◆ **TASK GOAL**
Return all lines from the listing below in which the string "Augsburg" occurs.
....
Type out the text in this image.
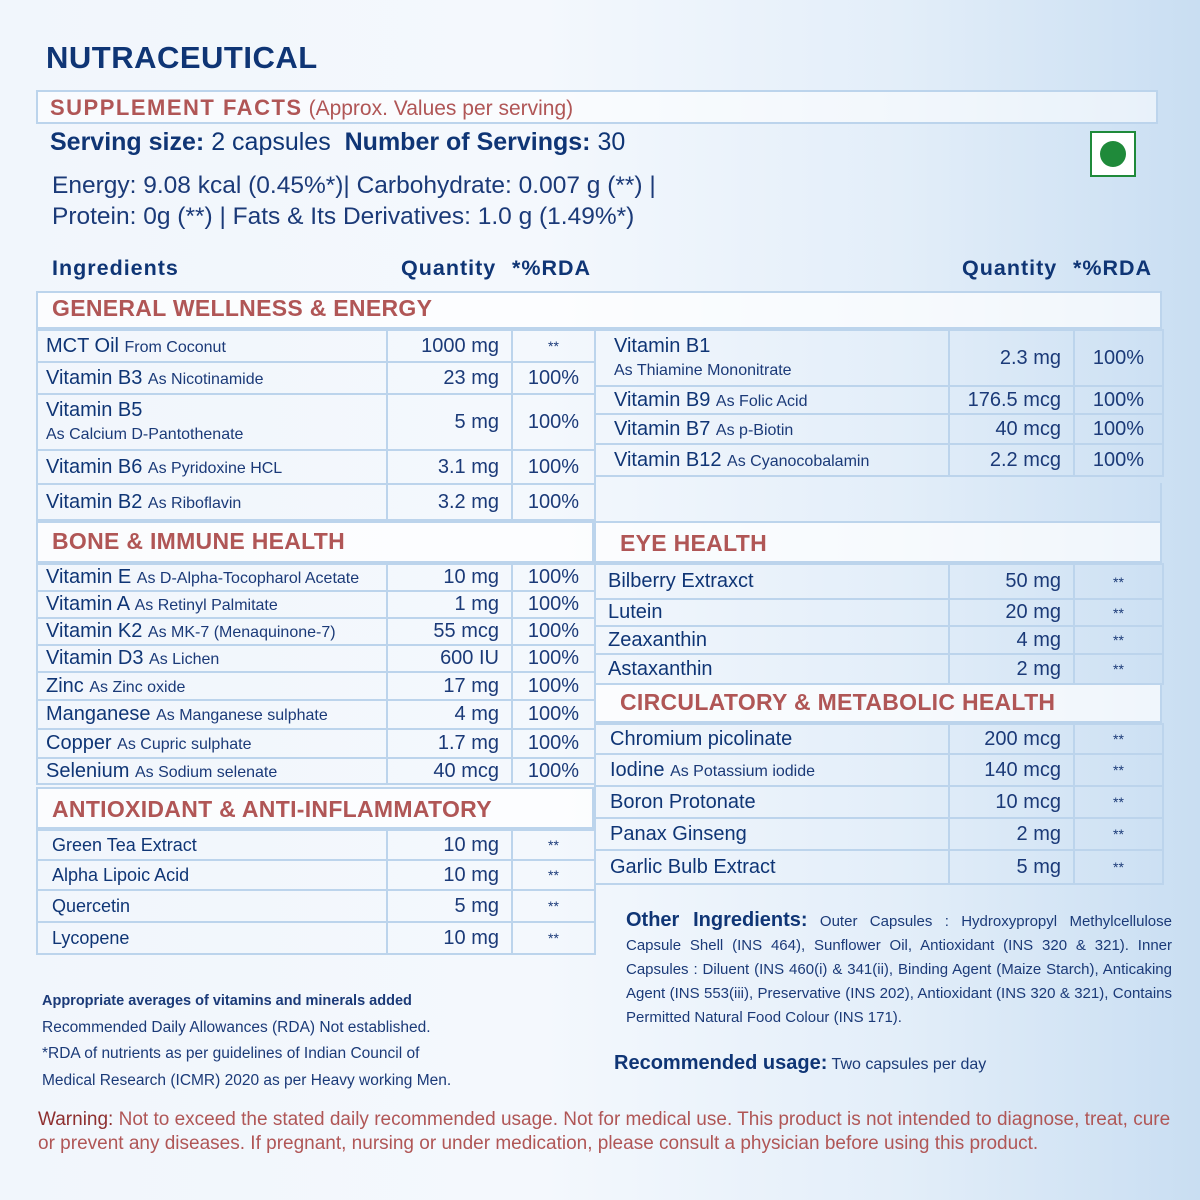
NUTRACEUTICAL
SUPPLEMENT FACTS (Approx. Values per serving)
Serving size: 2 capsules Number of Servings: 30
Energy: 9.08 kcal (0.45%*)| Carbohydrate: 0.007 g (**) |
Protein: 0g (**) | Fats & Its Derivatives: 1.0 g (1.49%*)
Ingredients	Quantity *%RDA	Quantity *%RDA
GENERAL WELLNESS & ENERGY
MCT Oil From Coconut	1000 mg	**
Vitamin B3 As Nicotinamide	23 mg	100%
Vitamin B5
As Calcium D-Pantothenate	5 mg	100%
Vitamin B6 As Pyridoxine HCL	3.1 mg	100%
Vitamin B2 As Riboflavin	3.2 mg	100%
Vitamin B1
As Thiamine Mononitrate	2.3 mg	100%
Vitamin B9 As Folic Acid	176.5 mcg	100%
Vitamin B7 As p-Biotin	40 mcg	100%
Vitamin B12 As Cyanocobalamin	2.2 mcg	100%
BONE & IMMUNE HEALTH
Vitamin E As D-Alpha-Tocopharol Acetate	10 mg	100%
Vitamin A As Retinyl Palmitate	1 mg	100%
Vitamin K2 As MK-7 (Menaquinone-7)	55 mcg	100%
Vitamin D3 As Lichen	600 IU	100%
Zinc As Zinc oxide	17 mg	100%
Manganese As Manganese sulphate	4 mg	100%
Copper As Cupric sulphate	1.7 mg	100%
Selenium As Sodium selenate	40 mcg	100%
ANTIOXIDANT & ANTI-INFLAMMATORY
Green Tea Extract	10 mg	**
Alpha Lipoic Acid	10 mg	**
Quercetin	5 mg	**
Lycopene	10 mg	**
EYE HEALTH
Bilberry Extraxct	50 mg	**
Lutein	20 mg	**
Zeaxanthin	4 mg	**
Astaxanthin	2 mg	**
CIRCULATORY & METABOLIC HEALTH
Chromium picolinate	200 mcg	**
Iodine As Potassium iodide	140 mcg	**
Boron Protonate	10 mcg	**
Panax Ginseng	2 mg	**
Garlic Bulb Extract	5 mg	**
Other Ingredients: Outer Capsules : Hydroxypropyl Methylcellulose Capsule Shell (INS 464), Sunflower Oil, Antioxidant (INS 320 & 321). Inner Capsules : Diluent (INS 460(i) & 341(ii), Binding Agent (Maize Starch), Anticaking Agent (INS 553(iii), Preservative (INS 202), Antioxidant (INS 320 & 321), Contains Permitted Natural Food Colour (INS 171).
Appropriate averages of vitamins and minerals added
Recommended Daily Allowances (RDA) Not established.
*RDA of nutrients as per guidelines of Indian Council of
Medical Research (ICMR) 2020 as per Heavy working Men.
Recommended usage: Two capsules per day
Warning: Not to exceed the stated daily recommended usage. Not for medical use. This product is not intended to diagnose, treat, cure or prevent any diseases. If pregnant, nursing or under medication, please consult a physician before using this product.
....
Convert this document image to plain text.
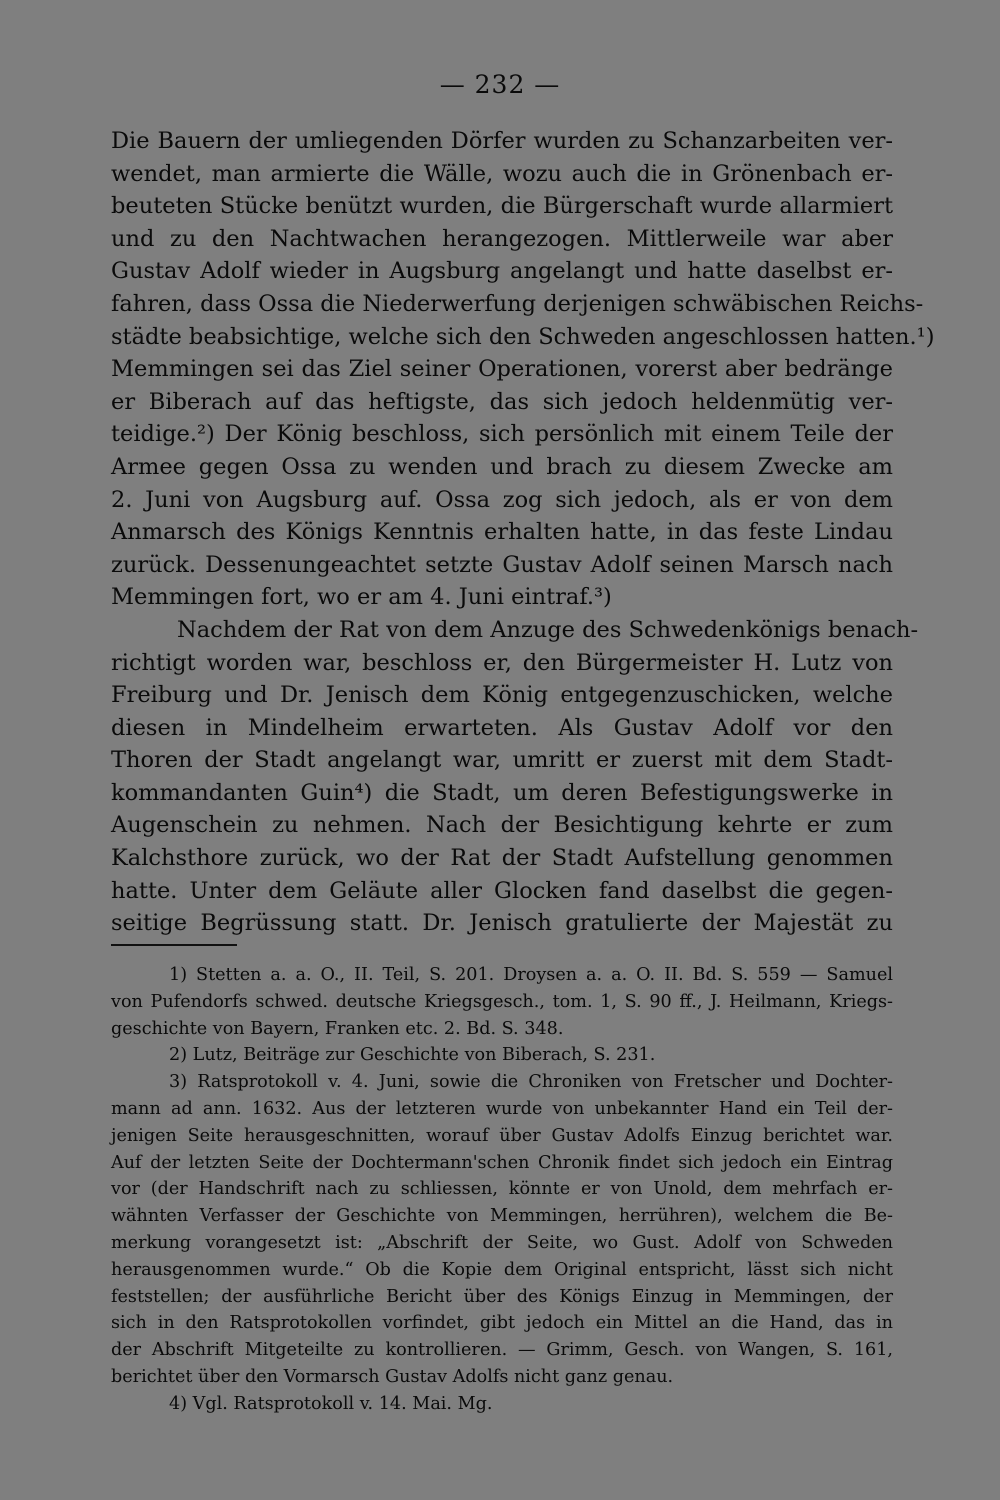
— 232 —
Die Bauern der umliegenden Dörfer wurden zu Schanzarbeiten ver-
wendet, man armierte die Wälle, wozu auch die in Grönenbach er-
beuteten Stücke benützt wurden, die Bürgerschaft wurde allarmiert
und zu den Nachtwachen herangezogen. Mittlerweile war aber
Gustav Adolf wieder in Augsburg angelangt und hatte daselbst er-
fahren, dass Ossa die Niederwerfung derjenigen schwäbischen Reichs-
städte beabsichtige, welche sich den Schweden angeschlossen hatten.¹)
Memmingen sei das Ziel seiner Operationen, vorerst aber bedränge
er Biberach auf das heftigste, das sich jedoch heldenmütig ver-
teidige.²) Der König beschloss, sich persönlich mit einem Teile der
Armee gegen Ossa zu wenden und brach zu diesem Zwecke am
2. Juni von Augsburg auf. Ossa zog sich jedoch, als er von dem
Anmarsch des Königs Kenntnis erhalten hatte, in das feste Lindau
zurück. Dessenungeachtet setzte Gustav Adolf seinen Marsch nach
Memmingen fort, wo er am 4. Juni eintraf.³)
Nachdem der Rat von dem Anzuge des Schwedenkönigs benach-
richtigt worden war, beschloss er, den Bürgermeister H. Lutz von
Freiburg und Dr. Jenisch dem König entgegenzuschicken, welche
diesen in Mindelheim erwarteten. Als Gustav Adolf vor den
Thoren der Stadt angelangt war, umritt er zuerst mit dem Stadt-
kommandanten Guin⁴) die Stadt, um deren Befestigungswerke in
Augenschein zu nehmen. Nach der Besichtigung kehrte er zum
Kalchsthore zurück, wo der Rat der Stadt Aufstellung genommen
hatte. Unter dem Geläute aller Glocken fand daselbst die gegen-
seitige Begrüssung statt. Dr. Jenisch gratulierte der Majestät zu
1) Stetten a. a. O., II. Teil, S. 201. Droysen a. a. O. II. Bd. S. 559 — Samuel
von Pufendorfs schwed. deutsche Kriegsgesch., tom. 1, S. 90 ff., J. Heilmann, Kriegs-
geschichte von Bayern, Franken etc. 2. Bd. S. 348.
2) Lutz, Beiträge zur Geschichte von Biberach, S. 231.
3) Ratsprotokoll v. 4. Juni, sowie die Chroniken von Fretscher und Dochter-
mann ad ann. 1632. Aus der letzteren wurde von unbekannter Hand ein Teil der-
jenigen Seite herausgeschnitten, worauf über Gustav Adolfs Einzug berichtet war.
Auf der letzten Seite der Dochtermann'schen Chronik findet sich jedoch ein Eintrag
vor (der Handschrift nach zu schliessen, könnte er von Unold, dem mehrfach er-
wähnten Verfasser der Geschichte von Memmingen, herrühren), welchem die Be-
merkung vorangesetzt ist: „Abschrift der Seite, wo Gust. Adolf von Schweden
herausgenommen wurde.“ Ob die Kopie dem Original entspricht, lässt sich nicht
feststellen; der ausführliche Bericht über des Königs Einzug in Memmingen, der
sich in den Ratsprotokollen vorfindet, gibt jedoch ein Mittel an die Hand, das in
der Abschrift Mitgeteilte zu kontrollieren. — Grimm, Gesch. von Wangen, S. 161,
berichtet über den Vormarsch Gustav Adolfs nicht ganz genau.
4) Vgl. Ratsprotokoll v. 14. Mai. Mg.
....
◆ **ANSWER BOX**
Gustav Adolf wieder in Augsburg angelangt und hatte daselbst er-
2. Juni von Augsburg auf. Ossa zog sich jedoch, als er von dem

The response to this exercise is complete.